---------- Teks acuan

Follow us:   
Kontak kami:    kontak@wikidpr.org
Follow us:   
Kontak kami:    kontak@wikidpr.org
Rangkuman Terkait

Komisi / Alat Kelengkapan Dewan

Masukan atau Pandangan terkait RUU tentang Perkelapasawitan — Badan Legislasi (Baleg) DPR-RI Rapat Dengar Pendapat Umum (RDPU) dengan Asosiasi Petani Kelapa Sawit Indonesia (APKASINDO) dan Asosiasi Petani Sawit

Tanggal Rapat: 18 Apr 2017, Ditulis Tanggal: 11 Dec 2020,
Komisi/AKD: Badan Legislasi , Mitra Kerja: Asosiasi Petani Kelapa Sawit Indonesia (APKASINDO)

Pada 18 April 2017, Badan Legislasi DPR-RI menggelar Rapat Dengar Pendapat Umum (RDPU) dengan Asosiasi Petani Kelapa Sawit Indonesia (APKASINDO) dan Asosiasi Petani Sawit mengenai Masukan atau Pandangan terkait RUU tentang Perkelapasawitan. RDPU ini dibuka dan dipimpin oleh Firman Soebagyo dari Fraksi Partai Golkar dapil Jawa Tengah 3 pada pukul 13:43 WIB. (ilustrasi: jawapos.com)

Pemaparan Mitra

Berikut merupakan pemaparan mitra:

Asosiasi Petani Kelapa Sawit Indonesia (APKASINDO)
  • Kepengurusan Dewan Pimpinan Wilayah (DPW) APKASINDO tersebar di 21 (dua puluh satu) provinsi di Indonesia.
  • Program dari APKASINDO yaitu peremajaan dan peningkatan Sumber Daya Manusia (SDM). Hingga saat ini, peremajaan SDM masih di kategori nol. Sarana dan prasarana juga nol. Namun, untuk peningkatan SDM sudah ada pelatihannya karena kualitas SDM menjadi prioritas APKASINDO.
  • Terdapat 7 (tujuh) permasalahan di Indonesia tentang sawit, yaitu:
    • Status kawasan atau legalitas lahan. Data menunjukkan 1,7 hektar perkebunan rakyat berada di kawasan hutan. Bagi petani-petani yang memiliki lahan yang tidak dalam kawasan mengalami kesulitan mengurus Sertifikat Hak Milik (SHM). Kesulitan tersebut dirasakan oleh petani yang lahannya di kawasan hutan maupun tidak. 
    • Rendahnya produktivitas. Faktanya, di lapangan banyak yang menggunakan bibit yang kurang baik, perkebunan yang tidak baik, dan minimnya sumber daya manusianya.
    • Tata niaga Tandan Buah Segar (TBS). Petani sawit menginginkan untuk mendapatkan harga TBS yang baik. Namun, yang ada di lapangan berbeda dan tidak ada keadilan bahkan tercipta peron-peron yang diciptakan oleh perusahaan. Infrastruktur kebun yang tidak baik dan kualitas panen yang kurang baik.
    • Kemitraan. Di Sumatera Selatan, ada yang tidak transparan dan kemitraannya tidak harmonis. Hakikatnya, kemitraan itu tetap berjalan, sehingga jelas dari mana supply buahnya dan bagaimana ke depannya.

--------------------
---------- Data yang tercatat

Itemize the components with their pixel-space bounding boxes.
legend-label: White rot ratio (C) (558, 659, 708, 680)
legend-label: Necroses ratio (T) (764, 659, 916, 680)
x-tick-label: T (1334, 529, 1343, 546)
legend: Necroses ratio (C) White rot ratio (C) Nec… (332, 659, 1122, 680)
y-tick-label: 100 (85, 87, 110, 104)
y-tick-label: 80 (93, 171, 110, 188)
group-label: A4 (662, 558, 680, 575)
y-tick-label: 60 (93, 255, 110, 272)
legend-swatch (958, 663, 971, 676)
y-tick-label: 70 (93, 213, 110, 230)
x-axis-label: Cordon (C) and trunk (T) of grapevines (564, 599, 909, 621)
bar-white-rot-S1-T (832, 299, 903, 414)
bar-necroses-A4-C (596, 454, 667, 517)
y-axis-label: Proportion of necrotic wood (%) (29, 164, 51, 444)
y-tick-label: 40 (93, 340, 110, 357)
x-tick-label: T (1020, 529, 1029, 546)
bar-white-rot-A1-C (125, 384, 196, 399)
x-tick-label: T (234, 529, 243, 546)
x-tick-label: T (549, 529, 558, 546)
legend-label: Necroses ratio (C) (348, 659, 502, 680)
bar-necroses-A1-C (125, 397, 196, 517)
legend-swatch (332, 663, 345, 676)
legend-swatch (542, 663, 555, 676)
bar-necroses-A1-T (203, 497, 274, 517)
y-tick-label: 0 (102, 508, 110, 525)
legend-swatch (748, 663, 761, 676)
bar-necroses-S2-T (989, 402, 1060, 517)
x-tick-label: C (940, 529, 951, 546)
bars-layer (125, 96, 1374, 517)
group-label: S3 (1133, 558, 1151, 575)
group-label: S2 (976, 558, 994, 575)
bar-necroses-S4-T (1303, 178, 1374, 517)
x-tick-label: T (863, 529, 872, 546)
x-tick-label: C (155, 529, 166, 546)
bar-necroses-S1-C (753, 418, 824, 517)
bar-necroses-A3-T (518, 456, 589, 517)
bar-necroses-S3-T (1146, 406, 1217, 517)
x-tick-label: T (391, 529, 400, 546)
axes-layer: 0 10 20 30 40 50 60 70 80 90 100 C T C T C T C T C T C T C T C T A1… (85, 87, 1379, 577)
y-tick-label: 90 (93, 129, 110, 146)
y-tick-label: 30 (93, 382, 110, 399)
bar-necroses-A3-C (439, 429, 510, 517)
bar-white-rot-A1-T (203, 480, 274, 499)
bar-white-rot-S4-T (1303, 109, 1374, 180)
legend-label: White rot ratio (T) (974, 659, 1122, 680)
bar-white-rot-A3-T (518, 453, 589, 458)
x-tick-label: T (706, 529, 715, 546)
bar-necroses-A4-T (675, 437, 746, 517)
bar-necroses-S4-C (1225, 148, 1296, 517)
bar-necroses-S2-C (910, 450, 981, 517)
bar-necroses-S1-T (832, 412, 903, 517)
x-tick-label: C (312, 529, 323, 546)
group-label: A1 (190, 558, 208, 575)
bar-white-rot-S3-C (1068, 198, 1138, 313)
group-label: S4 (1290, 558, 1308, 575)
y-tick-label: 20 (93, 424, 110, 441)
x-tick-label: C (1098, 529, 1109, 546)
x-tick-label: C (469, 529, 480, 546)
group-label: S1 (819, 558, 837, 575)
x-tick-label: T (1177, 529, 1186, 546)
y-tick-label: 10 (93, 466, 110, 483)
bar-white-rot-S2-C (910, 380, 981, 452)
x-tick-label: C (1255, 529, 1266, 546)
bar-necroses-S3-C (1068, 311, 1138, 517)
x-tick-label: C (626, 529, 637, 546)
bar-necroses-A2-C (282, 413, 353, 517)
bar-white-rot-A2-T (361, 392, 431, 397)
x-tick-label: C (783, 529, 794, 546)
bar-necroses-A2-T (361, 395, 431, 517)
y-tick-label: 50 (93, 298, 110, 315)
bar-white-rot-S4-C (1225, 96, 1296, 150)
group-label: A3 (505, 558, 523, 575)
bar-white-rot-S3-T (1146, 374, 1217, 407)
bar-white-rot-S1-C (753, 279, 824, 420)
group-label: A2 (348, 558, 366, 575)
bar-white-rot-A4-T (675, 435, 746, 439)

--------------------

> Yang perlu dikerjakan:
- a) Dalam rangkuman rapat tentang RUU Perkelapasawitan, mengapa peningkatan SDM sudah memiliki pelatihan? Jelaskan dalam satu sampai tiga kalimat.
- b) Tentukan apakah setiap pernyataan berikut sesuai dengan rangkuman rapat tentang RUU Perkelapasawitan. Jawab ya atau tidak, lalu kutip kata-kata rangkuman yang menjadi penentunya.
(i) Kepengurusan DPW APKASINDO tersebar di 21 provinsi di Indonesia.
(ii) RDPU tersebut dibuka pada pukul 10:00 WIB.
(iii) Sarana dan prasarana APKASINDO berada di kategori nol.
- c) Tulis ulang seluruh bagian rangkuman rapat tentang RUU Perkelapasawitan mulai dari "Berikut merupakan pemaparan" terus hingga "hutan maupun tidak.", dengan menukar "Sertifikat Hak Milik" menjadi "Sertifikat Hak Guna Usaha".
Daftar di atas tidak berperan apa pun di sini.

> Hasil yang diharapkan:
- a) Peningkatan SDM sudah memiliki pelatihan karena kualitas SDM menjadi prioritas APKASINDO. Hal ini berbeda dengan peremajaan SDM yang masih di kategori nol.

- b)
(i) Ya: "Kepengurusan Dewan Pimpinan Wilayah (DPW) APKASINDO tersebar di 21 (dua puluh satu) provinsi di Indonesia."
(ii) Tidak: "RDPU ini dibuka dan dipimpin oleh Firman Soebagyo dari Fraksi Partai Golkar dapil Jawa Tengah 3 pada pukul 13:43 WIB."
(iii) Ya: "Sarana dan prasarana juga nol."

- c)
Berikut merupakan pemaparan mitra:

Asosiasi Petani Kelapa Sawit Indonesia (APKASINDO)
  • Kepengurusan Dewan Pimpinan Wilayah (DPW) APKASINDO tersebar di 21 (dua puluh satu) provinsi di Indonesia.
  • Program dari APKASINDO yaitu peremajaan dan peningkatan Sumber Daya Manusia (SDM). Hingga saat ini, peremajaan SDM masih di kategori nol. Sarana dan prasarana juga nol. Namun, untuk peningkatan SDM sudah ada pelatihannya karena kualitas SDM menjadi prioritas APKASINDO.
  • Terdapat 7 (tujuh) permasalahan di Indonesia tentang sawit, yaitu:
    • Status kawasan atau legalitas lahan. Data menunjukkan 1,7 hektar perkebunan rakyat berada di kawasan hutan. Bagi petani-petani yang memiliki lahan yang tidak dalam kawasan mengalami kesulitan mengurus Sertifikat Hak Guna Usaha (SHM). Kesulitan tersebut dirasakan oleh petani yang lahannya di kawasan hutan maupun tidak.